**Task requirements:**
- a) According to the book marketing passage, which two online tools provide specific data on profiles and demographics?
- b) From the book marketing passage, echo the stretch from "Utilize online tools" through "your book audience.".

**Document passage:**
--- BEGIN ---
Use these tools to find people with profiles that are similar to your existing audience.

If you write historical fiction, you might find that your current readers also tend to read historical non-fiction or literary fiction. What else do they have in common? Perhaps they tend to be similar in:

  • Age
  • Gender
  • Occupation
  • Geographic Location
  • Websites they Visit

Utilize online tools such as Facebook Audience Insights and Twitter Advanced Search that provide specific data on profiles and demographics. Once you have built a profile of your current readership, you have identified a target audience for your book and can start your book marketing.

  1. Develop reader personas to inspire marketing messaging. Not only can you develop a reader profile from your existing book audience, but you can develop reader personas by using some common sense and thinking about your own persona. You want to read your own books, right? Ask yourself where you like to buy books. What do you like to read - and why? Where do you get book recommendations? Consider your hobbies, interests, shopping practices, and the way you use social media on a personal level. Your own persona can help you find your book audience.
  1. Create marketing content and develop book promotion ideas around your personas. Now that you've identified your existing audience and understand the target audience for your book, you can focus on your book marketing tactics and take advantage of book promotion ideas that appeal to that audience. Perhaps readers who have already enjoyed your fantasy novel also regularly attend sci-fi trade shows and conventions. Maybe they gather on a particular social media site during TV episodes of Game of Thrones. Use this kind of information to create and direct your marketing content.
--- END ---
Labeled box records
--- BEGIN ---
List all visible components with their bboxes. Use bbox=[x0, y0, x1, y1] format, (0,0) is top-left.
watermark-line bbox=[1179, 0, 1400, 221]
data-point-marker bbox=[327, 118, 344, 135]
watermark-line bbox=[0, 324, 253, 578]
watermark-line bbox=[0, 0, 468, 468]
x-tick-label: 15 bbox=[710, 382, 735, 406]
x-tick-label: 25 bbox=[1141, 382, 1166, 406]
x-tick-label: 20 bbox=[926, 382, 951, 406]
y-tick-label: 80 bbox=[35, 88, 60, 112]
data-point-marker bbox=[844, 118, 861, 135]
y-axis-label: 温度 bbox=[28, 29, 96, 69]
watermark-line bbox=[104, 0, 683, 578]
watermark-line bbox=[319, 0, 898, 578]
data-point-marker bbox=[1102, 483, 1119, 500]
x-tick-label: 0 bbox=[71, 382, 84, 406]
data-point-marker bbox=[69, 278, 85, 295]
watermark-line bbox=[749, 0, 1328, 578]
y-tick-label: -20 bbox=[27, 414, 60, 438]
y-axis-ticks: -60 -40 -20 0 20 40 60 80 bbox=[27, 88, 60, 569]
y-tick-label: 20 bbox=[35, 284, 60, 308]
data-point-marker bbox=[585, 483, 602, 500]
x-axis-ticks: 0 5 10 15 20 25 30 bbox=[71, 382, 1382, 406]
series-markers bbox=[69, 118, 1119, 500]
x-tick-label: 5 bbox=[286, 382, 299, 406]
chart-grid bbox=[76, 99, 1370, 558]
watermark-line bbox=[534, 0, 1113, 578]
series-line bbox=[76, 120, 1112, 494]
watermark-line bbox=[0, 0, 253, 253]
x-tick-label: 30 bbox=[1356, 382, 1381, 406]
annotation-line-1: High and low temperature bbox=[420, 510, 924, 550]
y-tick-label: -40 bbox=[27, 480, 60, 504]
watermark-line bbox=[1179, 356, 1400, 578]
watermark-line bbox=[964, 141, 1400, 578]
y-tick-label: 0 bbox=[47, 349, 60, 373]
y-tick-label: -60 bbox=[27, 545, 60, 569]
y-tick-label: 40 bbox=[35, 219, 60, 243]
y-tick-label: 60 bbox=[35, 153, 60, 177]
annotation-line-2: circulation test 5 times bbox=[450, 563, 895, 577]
--- END ---
**Problem solutions:**
- a) Facebook Audience Insights and Twitter Advanced Search.

- b)
Utilize online tools such as Facebook Audience Insights and Twitter Advanced Search that provide specific data on profiles and demographics. Once you have built a profile of your current readership, you have identified a target audience for your book and can start your book marketing.

  1. Develop reader personas to inspire marketing messaging. Not only can you develop a reader profile from your existing book audience, but you can develop reader personas by using some common sense and thinking about your own persona. You want to read your own books, right? Ask yourself where you like to buy books. What do you like to read - and why? Where do you get book recommendations? Consider your hobbies, interests, shopping practices, and the way you use social media on a personal level. Your own persona can help you find your book audience.